» **WHAT YOU HAVE TO DO**
Quote the data below in full, minus the images.

(Records from a data collection)

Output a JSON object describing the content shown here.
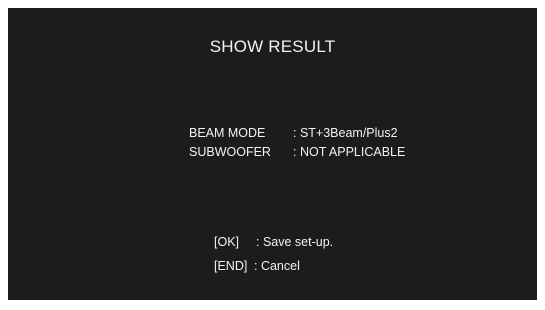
{
  "screen": {
    "title": "SHOW RESULT",
    "background_color": "#1c1c1c",
    "text_color": "#f2f2f2"
  },
  "info": {
    "beam_mode_label": "BEAM MODE",
    "beam_mode_value": ": ST+3Beam/Plus2",
    "subwoofer_label": "SUBWOOFER",
    "subwoofer_value": ": NOT APPLICABLE"
  },
  "keys": {
    "ok_key": "[OK]",
    "ok_action": ": Save set-up.",
    "end_key": "[END]",
    "end_action": ": Cancel"
  }
}
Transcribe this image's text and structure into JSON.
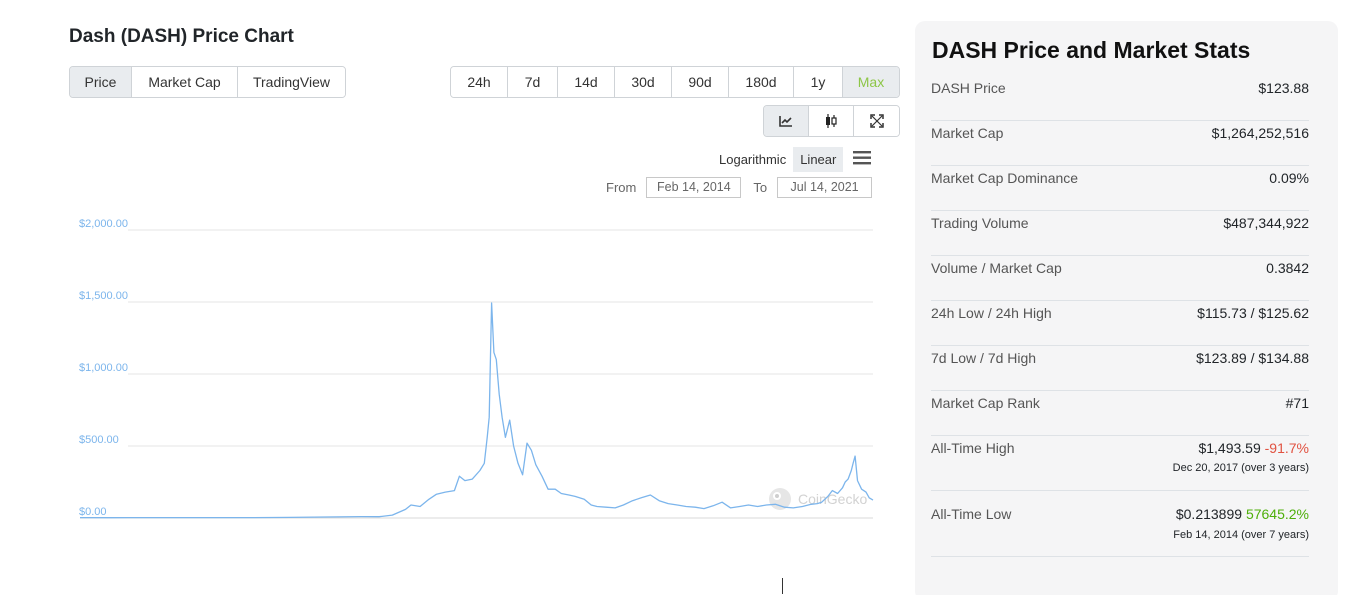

» **TASK RESULT**
Output a JSON object describing the content shown here.
{
  "screen": {
    "title": "SHOW RESULT",
    "background_color": "#1c1c1c",
    "text_color": "#f2f2f2"
  },
  "info": {
    "beam_mode_label": "BEAM MODE",
    "beam_mode_value": ": ST+3Beam/Plus2",
    "subwoofer_label": "SUBWOOFER",
    "subwoofer_value": ": NOT APPLICABLE"
  },
  "keys": {
    "ok_key": "[OK]",
    "ok_action": ": Save set-up.",
    "end_key": "[END]",
    "end_action": ": Cancel"
  }
}
Transcribe this image's text and structure into JSON.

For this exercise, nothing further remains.